■ **ROWS**:

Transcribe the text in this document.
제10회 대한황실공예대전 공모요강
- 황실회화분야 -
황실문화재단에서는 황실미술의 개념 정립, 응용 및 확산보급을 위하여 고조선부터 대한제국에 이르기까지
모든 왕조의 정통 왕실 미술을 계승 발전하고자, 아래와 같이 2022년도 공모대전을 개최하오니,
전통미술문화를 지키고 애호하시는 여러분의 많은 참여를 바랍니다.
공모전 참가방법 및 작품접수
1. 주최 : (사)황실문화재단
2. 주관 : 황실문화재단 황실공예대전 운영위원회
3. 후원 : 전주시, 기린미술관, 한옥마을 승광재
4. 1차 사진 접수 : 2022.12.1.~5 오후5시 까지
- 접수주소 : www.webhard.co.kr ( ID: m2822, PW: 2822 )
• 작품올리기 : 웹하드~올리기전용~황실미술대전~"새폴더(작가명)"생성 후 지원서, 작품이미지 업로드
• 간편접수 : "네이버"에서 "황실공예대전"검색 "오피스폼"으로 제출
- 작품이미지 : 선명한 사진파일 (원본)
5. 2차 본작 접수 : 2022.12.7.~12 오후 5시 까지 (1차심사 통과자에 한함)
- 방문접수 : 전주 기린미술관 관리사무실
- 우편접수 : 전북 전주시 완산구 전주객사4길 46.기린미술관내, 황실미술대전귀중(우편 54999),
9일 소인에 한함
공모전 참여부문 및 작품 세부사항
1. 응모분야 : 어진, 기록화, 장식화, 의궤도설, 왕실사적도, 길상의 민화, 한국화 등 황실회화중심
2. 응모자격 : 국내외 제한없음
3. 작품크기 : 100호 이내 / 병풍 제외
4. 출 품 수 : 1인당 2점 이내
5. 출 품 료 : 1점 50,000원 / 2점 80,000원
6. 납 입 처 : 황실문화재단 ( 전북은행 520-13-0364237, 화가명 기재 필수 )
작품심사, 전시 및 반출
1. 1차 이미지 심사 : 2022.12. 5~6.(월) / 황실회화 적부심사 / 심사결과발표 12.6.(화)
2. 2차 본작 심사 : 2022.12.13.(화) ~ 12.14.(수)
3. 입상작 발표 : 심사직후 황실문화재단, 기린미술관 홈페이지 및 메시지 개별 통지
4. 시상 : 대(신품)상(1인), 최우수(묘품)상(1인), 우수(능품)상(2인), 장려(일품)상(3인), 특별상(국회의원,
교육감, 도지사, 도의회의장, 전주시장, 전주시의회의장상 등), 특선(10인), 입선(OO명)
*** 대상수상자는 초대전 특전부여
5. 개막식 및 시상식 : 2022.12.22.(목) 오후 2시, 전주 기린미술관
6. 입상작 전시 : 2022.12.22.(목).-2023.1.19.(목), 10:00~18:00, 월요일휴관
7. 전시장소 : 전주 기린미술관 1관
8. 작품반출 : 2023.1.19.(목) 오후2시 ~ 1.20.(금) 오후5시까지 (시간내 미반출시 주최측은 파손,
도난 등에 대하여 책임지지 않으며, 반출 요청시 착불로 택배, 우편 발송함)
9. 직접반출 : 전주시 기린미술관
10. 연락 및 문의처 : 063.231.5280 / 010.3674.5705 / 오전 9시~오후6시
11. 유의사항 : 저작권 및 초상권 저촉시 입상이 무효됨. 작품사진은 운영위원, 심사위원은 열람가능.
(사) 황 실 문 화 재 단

■ **REQUIRED WORK**: Extract every entry in the listing word for word.

■ **EXERCISE SOLUTION**:
Transcribe the text in this document.
제10회 대한황실공예대전 공모요강
- 황실회화분야 -
황실문화재단에서는 황실미술의 개념 정립, 응용 및 확산보급을 위하여 고조선부터 대한제국에 이르기까지
모든 왕조의 정통 왕실 미술을 계승 발전하고자, 아래와 같이 2022년도 공모대전을 개최하오니,
전통미술문화를 지키고 애호하시는 여러분의 많은 참여를 바랍니다.
공모전 참가방법 및 작품접수
1. 주최 : (사)황실문화재단
2. 주관 : 황실문화재단 황실공예대전 운영위원회
3. 후원 : 전주시, 기린미술관, 한옥마을 승광재
4. 1차 사진 접수 : 2022.12.1.~5 오후5시 까지
- 접수주소 : www.webhard.co.kr ( ID: m2822, PW: 2822 )
• 작품올리기 : 웹하드~올리기전용~황실미술대전~"새폴더(작가명)"생성 후 지원서, 작품이미지 업로드
• 간편접수 : "네이버"에서 "황실공예대전"검색 "오피스폼"으로 제출
- 작품이미지 : 선명한 사진파일 (원본)
5. 2차 본작 접수 : 2022.12.7.~12 오후 5시 까지 (1차심사 통과자에 한함)
- 방문접수 : 전주 기린미술관 관리사무실
- 우편접수 : 전북 전주시 완산구 전주객사4길 46.기린미술관내, 황실미술대전귀중(우편 54999),
9일 소인에 한함
공모전 참여부문 및 작품 세부사항
1. 응모분야 : 어진, 기록화, 장식화, 의궤도설, 왕실사적도, 길상의 민화, 한국화 등 황실회화중심
2. 응모자격 : 국내외 제한없음
3. 작품크기 : 100호 이내 / 병풍 제외
4. 출 품 수 : 1인당 2점 이내
5. 출 품 료 : 1점 50,000원 / 2점 80,000원
6. 납 입 처 : 황실문화재단 ( 전북은행 520-13-0364237, 화가명 기재 필수 )
작품심사, 전시 및 반출
1. 1차 이미지 심사 : 2022.12. 5~6.(월) / 황실회화 적부심사 / 심사결과발표 12.6.(화)
2. 2차 본작 심사 : 2022.12.13.(화) ~ 12.14.(수)
3. 입상작 발표 : 심사직후 황실문화재단, 기린미술관 홈페이지 및 메시지 개별 통지
4. 시상 : 대(신품)상(1인), 최우수(묘품)상(1인), 우수(능품)상(2인), 장려(일품)상(3인), 특별상(국회의원,
교육감, 도지사, 도의회의장, 전주시장, 전주시의회의장상 등), 특선(10인), 입선(OO명)
*** 대상수상자는 초대전 특전부여
5. 개막식 및 시상식 : 2022.12.22.(목) 오후 2시, 전주 기린미술관
6. 입상작 전시 : 2022.12.22.(목).-2023.1.19.(목), 10:00~18:00, 월요일휴관
7. 전시장소 : 전주 기린미술관 1관
8. 작품반출 : 2023.1.19.(목) 오후2시 ~ 1.20.(금) 오후5시까지 (시간내 미반출시 주최측은 파손,
도난 등에 대하여 책임지지 않으며, 반출 요청시 착불로 택배, 우편 발송함)
9. 직접반출 : 전주시 기린미술관
10. 연락 및 문의처 : 063.231.5280 / 010.3674.5705 / 오전 9시~오후6시
11. 유의사항 : 저작권 및 초상권 저촉시 입상이 무효됨. 작품사진은 운영위원, 심사위원은 열람가능.
(사) 황 실 문 화 재 단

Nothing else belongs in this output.